Source records:

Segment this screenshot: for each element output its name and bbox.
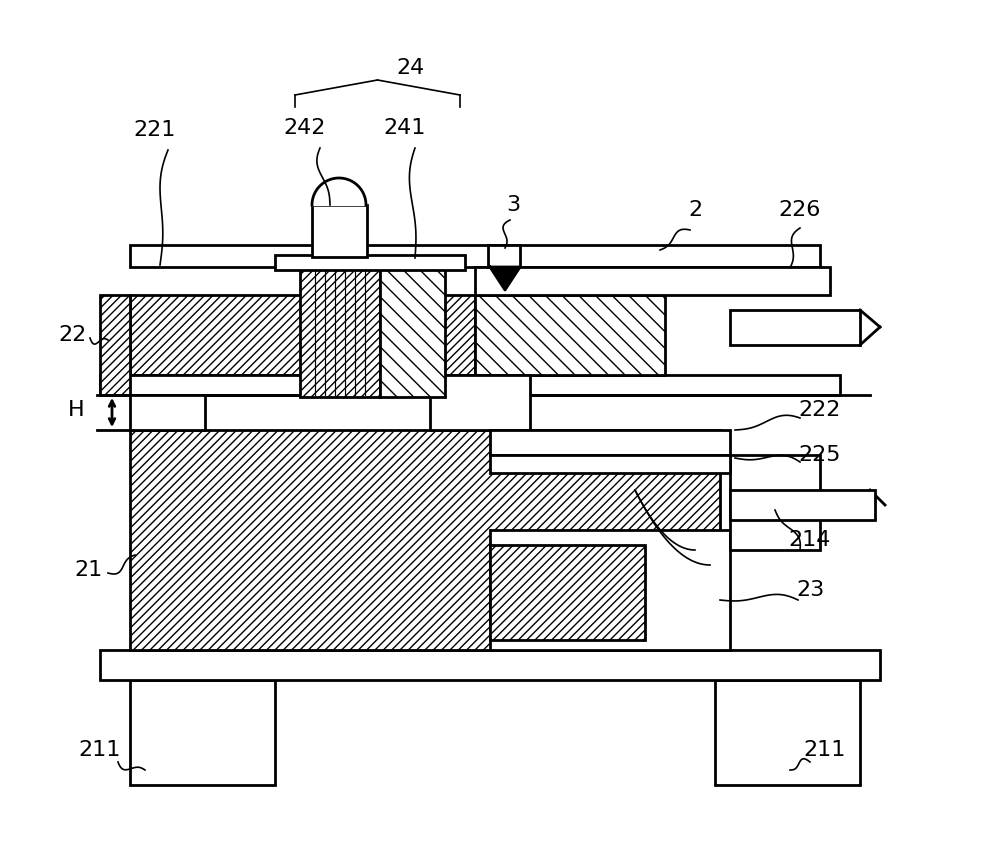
Text: 222: 222	[799, 400, 841, 420]
Bar	[490, 430, 730, 455]
Bar	[130, 295, 475, 375]
Bar	[100, 650, 880, 680]
Text: 22: 22	[58, 325, 86, 345]
Bar	[475, 295, 665, 375]
Text: 241: 241	[384, 118, 426, 138]
Bar	[490, 545, 645, 640]
Polygon shape	[490, 267, 520, 290]
Bar	[380, 267, 445, 397]
Bar	[130, 245, 820, 267]
Bar	[730, 310, 860, 345]
Bar	[100, 375, 840, 395]
Bar	[730, 490, 875, 520]
Bar	[730, 455, 820, 550]
Text: 221: 221	[134, 120, 176, 140]
Text: 21: 21	[74, 560, 102, 580]
Text: 226: 226	[779, 200, 821, 220]
Text: H: H	[68, 400, 84, 420]
Bar	[300, 267, 380, 397]
Bar	[715, 680, 860, 785]
Bar	[475, 267, 830, 295]
Text: 225: 225	[799, 445, 841, 465]
Bar	[430, 375, 530, 430]
Text: 23: 23	[796, 580, 824, 600]
Bar	[488, 245, 520, 267]
Bar	[130, 395, 205, 430]
Bar	[130, 430, 720, 650]
Bar	[490, 455, 730, 473]
Text: 214: 214	[789, 530, 831, 550]
Text: 2: 2	[688, 200, 702, 220]
Bar	[490, 530, 730, 650]
Text: 24: 24	[396, 58, 424, 78]
Bar	[130, 680, 275, 785]
Text: 3: 3	[506, 195, 520, 215]
Bar	[100, 295, 130, 395]
Text: 211: 211	[79, 740, 121, 760]
Text: 211: 211	[804, 740, 846, 760]
Bar	[275, 255, 465, 270]
Bar	[312, 205, 367, 257]
Text: 242: 242	[284, 118, 326, 138]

▶ STATED PROBLEM: Rename every "Bar" in the items above to "Rectangle" and reproduce the items with all other text unchanged. Leave out the pictures.

▶ SOLVED EXERCISE:
Segment this screenshot: for each element output its name and bbox.
Text: 222: 222	[799, 400, 841, 420]
Rectangle	[490, 430, 730, 455]
Rectangle	[130, 295, 475, 375]
Rectangle	[100, 650, 880, 680]
Text: 22: 22	[58, 325, 86, 345]
Rectangle	[475, 295, 665, 375]
Text: 241: 241	[384, 118, 426, 138]
Rectangle	[490, 545, 645, 640]
Polygon shape	[490, 267, 520, 290]
Rectangle	[380, 267, 445, 397]
Rectangle	[130, 245, 820, 267]
Rectangle	[730, 310, 860, 345]
Rectangle	[100, 375, 840, 395]
Rectangle	[730, 490, 875, 520]
Rectangle	[730, 455, 820, 550]
Text: 221: 221	[134, 120, 176, 140]
Text: 21: 21	[74, 560, 102, 580]
Text: 226: 226	[779, 200, 821, 220]
Text: H: H	[68, 400, 84, 420]
Rectangle	[300, 267, 380, 397]
Rectangle	[715, 680, 860, 785]
Rectangle	[475, 267, 830, 295]
Text: 225: 225	[799, 445, 841, 465]
Rectangle	[430, 375, 530, 430]
Text: 23: 23	[796, 580, 824, 600]
Rectangle	[488, 245, 520, 267]
Rectangle	[130, 395, 205, 430]
Rectangle	[130, 430, 720, 650]
Rectangle	[490, 455, 730, 473]
Text: 214: 214	[789, 530, 831, 550]
Text: 2: 2	[688, 200, 702, 220]
Rectangle	[490, 530, 730, 650]
Text: 24: 24	[396, 58, 424, 78]
Rectangle	[130, 680, 275, 785]
Text: 3: 3	[506, 195, 520, 215]
Rectangle	[100, 295, 130, 395]
Text: 211: 211	[79, 740, 121, 760]
Text: 211: 211	[804, 740, 846, 760]
Rectangle	[275, 255, 465, 270]
Rectangle	[312, 205, 367, 257]
Text: 242: 242	[284, 118, 326, 138]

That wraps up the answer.